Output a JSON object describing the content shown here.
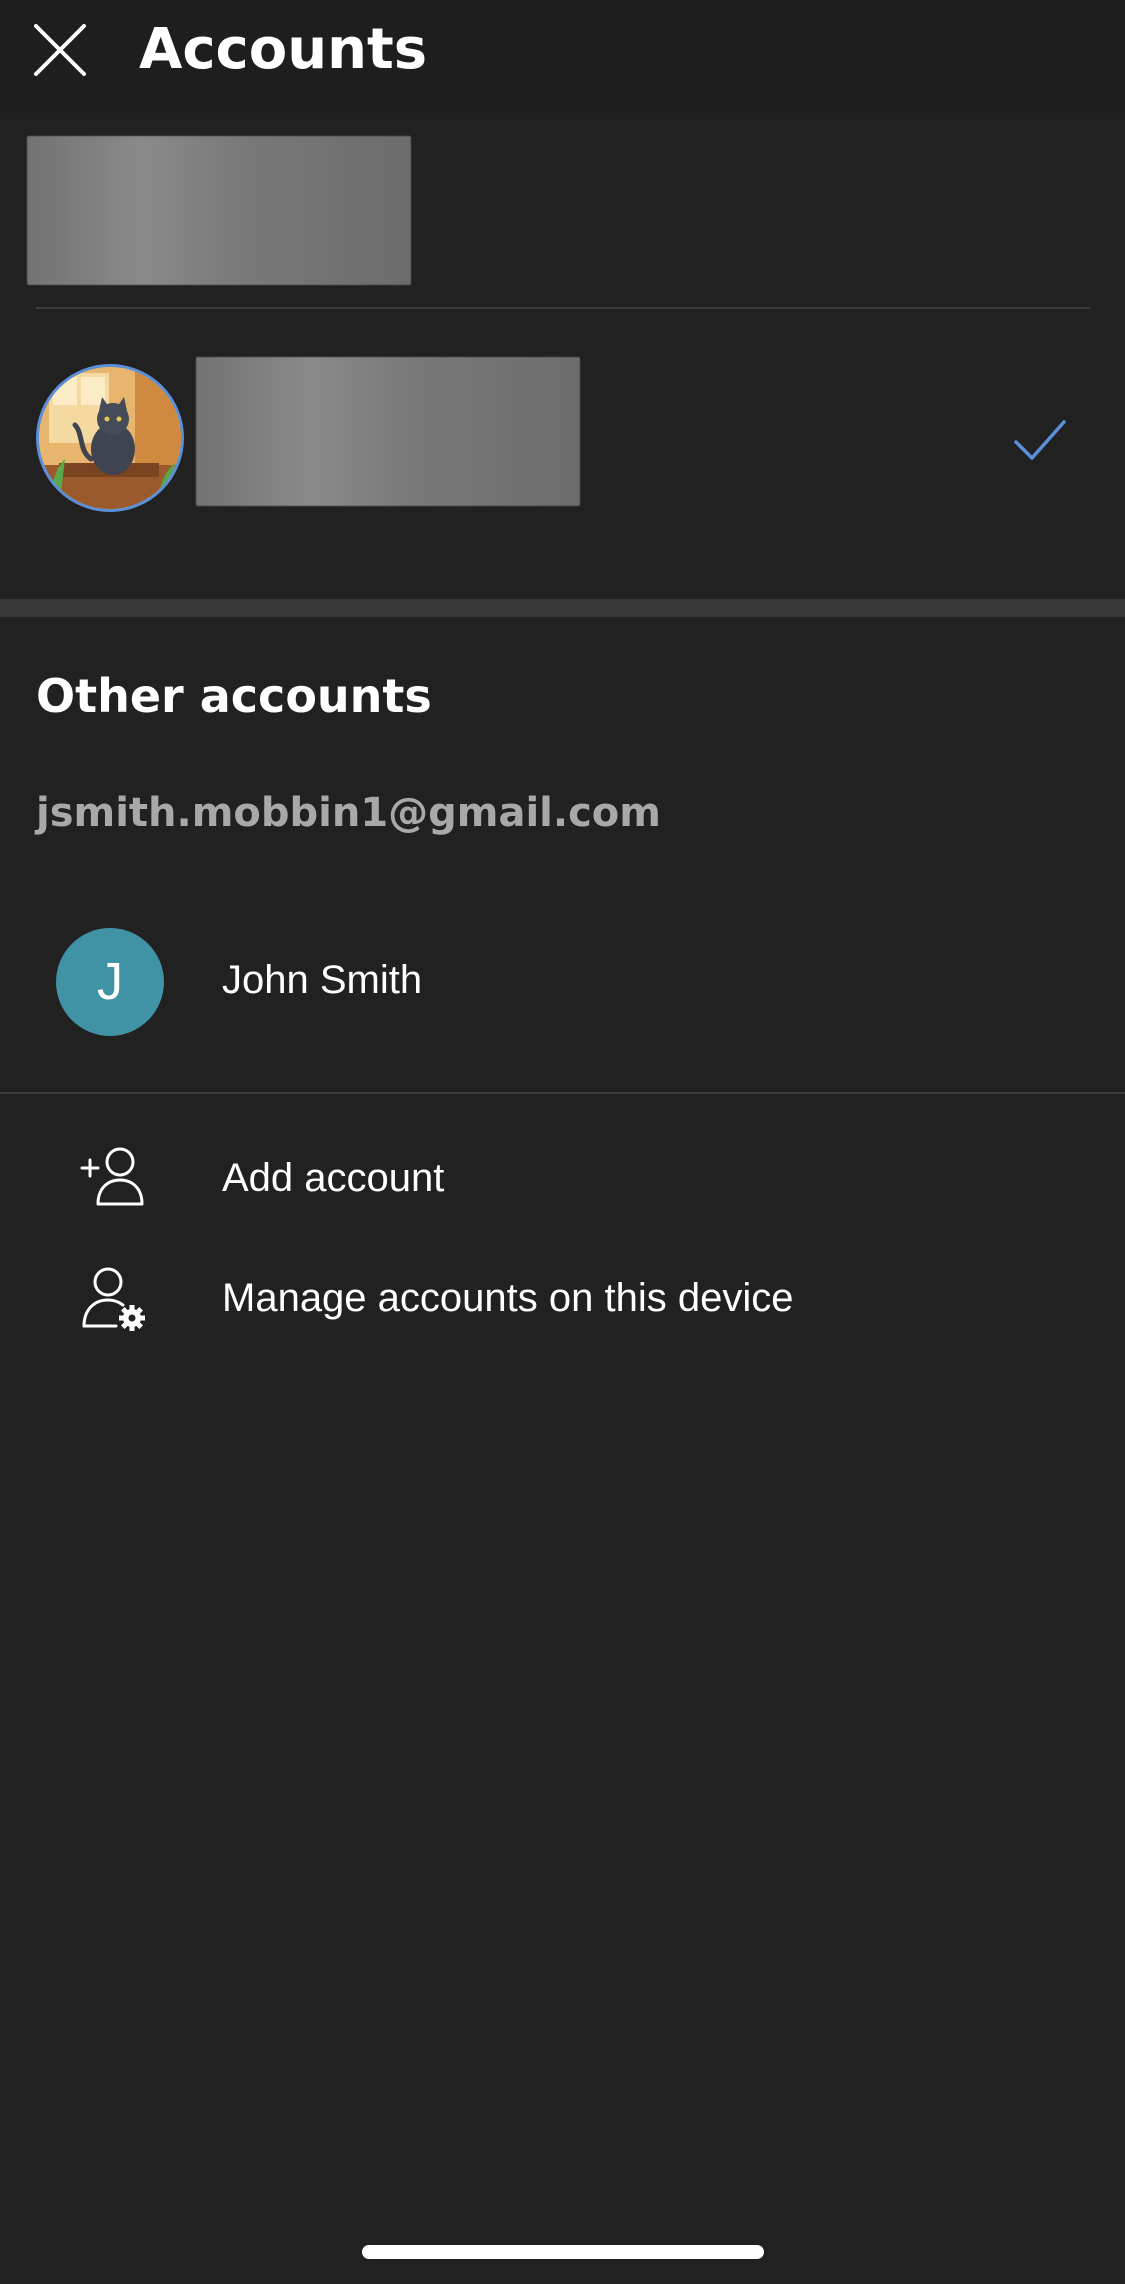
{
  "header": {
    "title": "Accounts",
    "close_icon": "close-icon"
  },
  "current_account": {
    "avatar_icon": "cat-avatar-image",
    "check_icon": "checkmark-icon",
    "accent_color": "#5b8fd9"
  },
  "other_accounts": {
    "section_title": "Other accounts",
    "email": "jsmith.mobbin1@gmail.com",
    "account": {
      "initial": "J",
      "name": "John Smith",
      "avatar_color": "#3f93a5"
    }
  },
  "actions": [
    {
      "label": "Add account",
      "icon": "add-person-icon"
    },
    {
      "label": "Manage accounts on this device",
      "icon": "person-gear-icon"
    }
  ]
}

### [Job]
Using the data above, write out every line exactly, leaving the images behind.

### [Solution to this exercise]
Output a JSON object describing the content shown here.
{
  "header": {
    "title": "Accounts",
    "close_icon": "close-icon"
  },
  "current_account": {
    "avatar_icon": "cat-avatar-image",
    "check_icon": "checkmark-icon",
    "accent_color": "#5b8fd9"
  },
  "other_accounts": {
    "section_title": "Other accounts",
    "email": "jsmith.mobbin1@gmail.com",
    "account": {
      "initial": "J",
      "name": "John Smith",
      "avatar_color": "#3f93a5"
    }
  },
  "actions": [
    {
      "label": "Add account",
      "icon": "add-person-icon"
    },
    {
      "label": "Manage accounts on this device",
      "icon": "person-gear-icon"
    }
  ]
}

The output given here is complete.